Take all the material and copy it exactly.

________________________

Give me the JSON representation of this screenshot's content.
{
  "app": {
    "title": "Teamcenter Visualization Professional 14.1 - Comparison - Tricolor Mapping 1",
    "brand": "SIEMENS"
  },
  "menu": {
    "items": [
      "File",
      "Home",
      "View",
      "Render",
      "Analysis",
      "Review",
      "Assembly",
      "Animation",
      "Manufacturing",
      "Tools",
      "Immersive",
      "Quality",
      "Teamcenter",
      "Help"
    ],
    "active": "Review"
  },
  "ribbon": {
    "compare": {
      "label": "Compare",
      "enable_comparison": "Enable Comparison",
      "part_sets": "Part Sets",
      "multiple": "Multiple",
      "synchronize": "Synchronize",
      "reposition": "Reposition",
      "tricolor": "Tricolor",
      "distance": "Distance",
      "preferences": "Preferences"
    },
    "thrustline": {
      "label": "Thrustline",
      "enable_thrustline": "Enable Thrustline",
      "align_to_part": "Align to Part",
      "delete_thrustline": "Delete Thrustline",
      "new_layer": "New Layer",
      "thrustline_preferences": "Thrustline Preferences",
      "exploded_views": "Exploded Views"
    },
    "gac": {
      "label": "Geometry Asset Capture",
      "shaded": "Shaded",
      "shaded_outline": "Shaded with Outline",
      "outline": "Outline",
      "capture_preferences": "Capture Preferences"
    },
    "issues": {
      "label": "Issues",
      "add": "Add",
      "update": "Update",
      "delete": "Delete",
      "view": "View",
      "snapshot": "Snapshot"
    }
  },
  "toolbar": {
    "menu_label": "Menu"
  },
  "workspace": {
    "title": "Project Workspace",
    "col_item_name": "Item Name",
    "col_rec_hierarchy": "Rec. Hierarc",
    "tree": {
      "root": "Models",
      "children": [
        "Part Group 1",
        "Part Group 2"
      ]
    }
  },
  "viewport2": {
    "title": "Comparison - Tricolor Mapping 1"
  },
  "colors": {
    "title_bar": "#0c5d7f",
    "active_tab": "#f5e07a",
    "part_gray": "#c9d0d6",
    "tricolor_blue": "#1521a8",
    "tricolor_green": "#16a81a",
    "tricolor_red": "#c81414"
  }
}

________________________

RESULT OF THE EXERCISE
Give me the JSON representation of this screenshot's content.
{
  "app": {
    "title": "Teamcenter Visualization Professional 14.1 - Comparison - Tricolor Mapping 1",
    "brand": "SIEMENS"
  },
  "menu": {
    "items": [
      "File",
      "Home",
      "View",
      "Render",
      "Analysis",
      "Review",
      "Assembly",
      "Animation",
      "Manufacturing",
      "Tools",
      "Immersive",
      "Quality",
      "Teamcenter",
      "Help"
    ],
    "active": "Review"
  },
  "ribbon": {
    "compare": {
      "label": "Compare",
      "enable_comparison": "Enable Comparison",
      "part_sets": "Part Sets",
      "multiple": "Multiple",
      "synchronize": "Synchronize",
      "reposition": "Reposition",
      "tricolor": "Tricolor",
      "distance": "Distance",
      "preferences": "Preferences"
    },
    "thrustline": {
      "label": "Thrustline",
      "enable_thrustline": "Enable Thrustline",
      "align_to_part": "Align to Part",
      "delete_thrustline": "Delete Thrustline",
      "new_layer": "New Layer",
      "thrustline_preferences": "Thrustline Preferences",
      "exploded_views": "Exploded Views"
    },
    "gac": {
      "label": "Geometry Asset Capture",
      "shaded": "Shaded",
      "shaded_outline": "Shaded with Outline",
      "outline": "Outline",
      "capture_preferences": "Capture Preferences"
    },
    "issues": {
      "label": "Issues",
      "add": "Add",
      "update": "Update",
      "delete": "Delete",
      "view": "View",
      "snapshot": "Snapshot"
    }
  },
  "toolbar": {
    "menu_label": "Menu"
  },
  "workspace": {
    "title": "Project Workspace",
    "col_item_name": "Item Name",
    "col_rec_hierarchy": "Rec. Hierarc",
    "tree": {
      "root": "Models",
      "children": [
        "Part Group 1",
        "Part Group 2"
      ]
    }
  },
  "viewport2": {
    "title": "Comparison - Tricolor Mapping 1"
  },
  "colors": {
    "title_bar": "#0c5d7f",
    "active_tab": "#f5e07a",
    "part_gray": "#c9d0d6",
    "tricolor_blue": "#1521a8",
    "tricolor_green": "#16a81a",
    "tricolor_red": "#c81414"
  }
}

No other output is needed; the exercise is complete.